**Work to complete:** Lines that hold the word "this" should be located and copied.

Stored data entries
'''
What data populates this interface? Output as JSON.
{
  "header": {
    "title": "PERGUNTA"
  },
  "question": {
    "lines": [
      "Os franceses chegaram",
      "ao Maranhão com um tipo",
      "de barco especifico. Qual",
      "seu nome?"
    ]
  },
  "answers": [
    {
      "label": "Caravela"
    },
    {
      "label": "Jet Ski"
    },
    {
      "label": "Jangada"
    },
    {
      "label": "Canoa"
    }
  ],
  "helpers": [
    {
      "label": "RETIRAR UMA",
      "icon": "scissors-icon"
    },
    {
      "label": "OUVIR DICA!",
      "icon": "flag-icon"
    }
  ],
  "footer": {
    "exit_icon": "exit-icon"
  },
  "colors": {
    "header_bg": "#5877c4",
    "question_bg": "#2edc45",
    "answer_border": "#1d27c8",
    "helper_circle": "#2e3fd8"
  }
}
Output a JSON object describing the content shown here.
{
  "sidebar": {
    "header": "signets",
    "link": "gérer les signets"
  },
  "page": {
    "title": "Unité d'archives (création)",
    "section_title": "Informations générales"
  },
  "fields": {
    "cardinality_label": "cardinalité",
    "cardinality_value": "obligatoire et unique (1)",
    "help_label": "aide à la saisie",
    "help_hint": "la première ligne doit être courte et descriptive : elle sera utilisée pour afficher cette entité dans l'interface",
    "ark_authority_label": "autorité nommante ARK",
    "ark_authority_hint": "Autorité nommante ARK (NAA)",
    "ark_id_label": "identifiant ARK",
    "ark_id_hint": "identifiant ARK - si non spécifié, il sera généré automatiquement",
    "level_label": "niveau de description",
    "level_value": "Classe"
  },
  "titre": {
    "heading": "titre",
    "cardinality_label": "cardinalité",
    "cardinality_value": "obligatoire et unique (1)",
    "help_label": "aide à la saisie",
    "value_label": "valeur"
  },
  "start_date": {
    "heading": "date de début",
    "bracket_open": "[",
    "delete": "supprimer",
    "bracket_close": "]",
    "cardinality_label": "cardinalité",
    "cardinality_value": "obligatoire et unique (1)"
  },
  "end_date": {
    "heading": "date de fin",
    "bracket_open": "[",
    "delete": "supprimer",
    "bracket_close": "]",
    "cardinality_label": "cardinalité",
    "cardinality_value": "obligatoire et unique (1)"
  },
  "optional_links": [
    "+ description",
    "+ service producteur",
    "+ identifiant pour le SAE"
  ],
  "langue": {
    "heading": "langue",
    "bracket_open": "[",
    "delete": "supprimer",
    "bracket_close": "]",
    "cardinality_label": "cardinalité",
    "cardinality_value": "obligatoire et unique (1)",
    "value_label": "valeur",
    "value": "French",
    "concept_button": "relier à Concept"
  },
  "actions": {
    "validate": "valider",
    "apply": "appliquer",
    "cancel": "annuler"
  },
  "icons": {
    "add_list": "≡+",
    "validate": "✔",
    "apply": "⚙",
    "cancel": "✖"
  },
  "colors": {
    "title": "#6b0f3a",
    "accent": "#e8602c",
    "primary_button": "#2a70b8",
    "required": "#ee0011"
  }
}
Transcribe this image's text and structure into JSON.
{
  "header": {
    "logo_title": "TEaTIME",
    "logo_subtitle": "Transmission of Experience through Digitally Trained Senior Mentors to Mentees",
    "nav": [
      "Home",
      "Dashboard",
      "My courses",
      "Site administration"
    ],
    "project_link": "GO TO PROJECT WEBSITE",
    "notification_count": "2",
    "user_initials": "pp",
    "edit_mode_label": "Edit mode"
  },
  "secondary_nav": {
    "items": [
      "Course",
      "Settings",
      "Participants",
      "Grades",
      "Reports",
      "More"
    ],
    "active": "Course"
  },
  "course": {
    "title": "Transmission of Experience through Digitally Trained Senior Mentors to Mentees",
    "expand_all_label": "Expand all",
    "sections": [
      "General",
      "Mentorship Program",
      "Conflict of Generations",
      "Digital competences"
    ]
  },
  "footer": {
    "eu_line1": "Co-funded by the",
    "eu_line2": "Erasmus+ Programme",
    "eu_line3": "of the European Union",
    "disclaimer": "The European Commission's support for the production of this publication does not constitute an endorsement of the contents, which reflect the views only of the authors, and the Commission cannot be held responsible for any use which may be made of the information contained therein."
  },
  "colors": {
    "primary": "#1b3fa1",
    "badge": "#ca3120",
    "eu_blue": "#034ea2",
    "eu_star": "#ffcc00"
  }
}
'''
**The output:**
What data populates this interface? Output as JSON.
Transcribe this image's text and structure into JSON.
    "disclaimer": "The European Commission's support for the production of this publication does not constitute an endorsement of the contents, which reflect the views only of the authors, and the Commission cannot be held responsible for any use which may be made of the information contained therein."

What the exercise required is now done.